● GOAL OF THE EXERCISE: Output all the material that follows, exactly as given.

● SUPPLIED INFORMATION:
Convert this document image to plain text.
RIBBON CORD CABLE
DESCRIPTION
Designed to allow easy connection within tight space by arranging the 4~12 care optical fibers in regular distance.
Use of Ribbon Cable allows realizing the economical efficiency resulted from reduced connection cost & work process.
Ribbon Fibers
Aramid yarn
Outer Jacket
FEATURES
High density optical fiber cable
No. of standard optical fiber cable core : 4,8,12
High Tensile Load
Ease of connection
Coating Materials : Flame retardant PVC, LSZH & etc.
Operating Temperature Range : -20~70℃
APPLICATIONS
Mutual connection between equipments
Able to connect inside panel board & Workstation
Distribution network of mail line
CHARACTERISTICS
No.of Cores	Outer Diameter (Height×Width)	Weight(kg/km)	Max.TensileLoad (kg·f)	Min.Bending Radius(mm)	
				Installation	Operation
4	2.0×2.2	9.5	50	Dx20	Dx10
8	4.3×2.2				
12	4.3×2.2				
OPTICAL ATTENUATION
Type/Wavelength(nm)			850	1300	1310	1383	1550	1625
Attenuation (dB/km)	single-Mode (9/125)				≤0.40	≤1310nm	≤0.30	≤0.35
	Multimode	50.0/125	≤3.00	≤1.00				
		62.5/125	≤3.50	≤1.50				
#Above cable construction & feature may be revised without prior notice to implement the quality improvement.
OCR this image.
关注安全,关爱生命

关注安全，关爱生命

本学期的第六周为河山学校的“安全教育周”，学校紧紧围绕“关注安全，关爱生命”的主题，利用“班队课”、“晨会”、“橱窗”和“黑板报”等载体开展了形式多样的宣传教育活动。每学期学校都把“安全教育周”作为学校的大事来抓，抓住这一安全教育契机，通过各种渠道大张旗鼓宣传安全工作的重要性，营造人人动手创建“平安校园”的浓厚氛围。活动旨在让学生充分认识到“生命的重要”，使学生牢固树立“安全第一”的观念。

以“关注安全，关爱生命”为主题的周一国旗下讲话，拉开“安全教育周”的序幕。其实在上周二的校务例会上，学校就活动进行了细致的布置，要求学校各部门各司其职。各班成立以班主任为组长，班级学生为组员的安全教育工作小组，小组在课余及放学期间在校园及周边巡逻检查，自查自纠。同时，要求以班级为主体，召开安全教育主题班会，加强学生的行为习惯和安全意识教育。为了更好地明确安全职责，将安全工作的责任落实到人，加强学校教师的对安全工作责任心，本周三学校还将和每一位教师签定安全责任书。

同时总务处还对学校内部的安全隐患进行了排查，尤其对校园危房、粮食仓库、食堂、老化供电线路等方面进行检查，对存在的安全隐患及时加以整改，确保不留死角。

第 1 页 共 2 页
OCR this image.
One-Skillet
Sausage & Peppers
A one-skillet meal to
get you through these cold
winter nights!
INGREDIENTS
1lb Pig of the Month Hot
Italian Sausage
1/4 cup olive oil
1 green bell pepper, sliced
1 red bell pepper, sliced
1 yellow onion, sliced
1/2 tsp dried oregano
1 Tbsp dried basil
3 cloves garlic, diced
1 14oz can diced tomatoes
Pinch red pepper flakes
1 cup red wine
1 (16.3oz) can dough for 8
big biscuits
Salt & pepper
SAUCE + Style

● TASK SOLUTION:
Convert this document image to plain text.
RIBBON CORD CABLE
DESCRIPTION
Designed to allow easy connection within tight space by arranging the 4~12 care optical fibers in regular distance.
Use of Ribbon Cable allows realizing the economical efficiency resulted from reduced connection cost & work process.
Ribbon Fibers
Aramid yarn
Outer Jacket
FEATURES
High density optical fiber cable
No. of standard optical fiber cable core : 4,8,12
High Tensile Load
Ease of connection
Coating Materials : Flame retardant PVC, LSZH & etc.
Operating Temperature Range : -20~70℃
APPLICATIONS
Mutual connection between equipments
Able to connect inside panel board & Workstation
Distribution network of mail line
CHARACTERISTICS
No.of Cores	Outer Diameter (Height×Width)	Weight(kg/km)	Max.TensileLoad (kg·f)	Min.Bending Radius(mm)	
				Installation	Operation
4	2.0×2.2	9.5	50	Dx20	Dx10
8	4.3×2.2				
12	4.3×2.2				
OPTICAL ATTENUATION
Type/Wavelength(nm)			850	1300	1310	1383	1550	1625
Attenuation (dB/km)	single-Mode (9/125)				≤0.40	≤1310nm	≤0.30	≤0.35
	Multimode	50.0/125	≤3.00	≤1.00				
		62.5/125	≤3.50	≤1.50				
#Above cable construction & feature may be revised without prior notice to implement the quality improvement.
OCR this image.
关注安全,关爱生命

关注安全，关爱生命

本学期的第六周为河山学校的“安全教育周”，学校紧紧围绕“关注安全，关爱生命”的主题，利用“班队课”、“晨会”、“橱窗”和“黑板报”等载体开展了形式多样的宣传教育活动。每学期学校都把“安全教育周”作为学校的大事来抓，抓住这一安全教育契机，通过各种渠道大张旗鼓宣传安全工作的重要性，营造人人动手创建“平安校园”的浓厚氛围。活动旨在让学生充分认识到“生命的重要”，使学生牢固树立“安全第一”的观念。

以“关注安全，关爱生命”为主题的周一国旗下讲话，拉开“安全教育周”的序幕。其实在上周二的校务例会上，学校就活动进行了细致的布置，要求学校各部门各司其职。各班成立以班主任为组长，班级学生为组员的安全教育工作小组，小组在课余及放学期间在校园及周边巡逻检查，自查自纠。同时，要求以班级为主体，召开安全教育主题班会，加强学生的行为习惯和安全意识教育。为了更好地明确安全职责，将安全工作的责任落实到人，加强学校教师的对安全工作责任心，本周三学校还将和每一位教师签定安全责任书。

同时总务处还对学校内部的安全隐患进行了排查，尤其对校园危房、粮食仓库、食堂、老化供电线路等方面进行检查，对存在的安全隐患及时加以整改，确保不留死角。

第 1 页 共 2 页
OCR this image.
One-Skillet
Sausage & Peppers
A one-skillet meal to
get you through these cold
winter nights!
INGREDIENTS
1lb Pig of the Month Hot
Italian Sausage
1/4 cup olive oil
1 green bell pepper, sliced
1 red bell pepper, sliced
1 yellow onion, sliced
1/2 tsp dried oregano
1 Tbsp dried basil
3 cloves garlic, diced
1 14oz can diced tomatoes
Pinch red pepper flakes
1 cup red wine
1 (16.3oz) can dough for 8
big biscuits
Salt & pepper
SAUCE + Style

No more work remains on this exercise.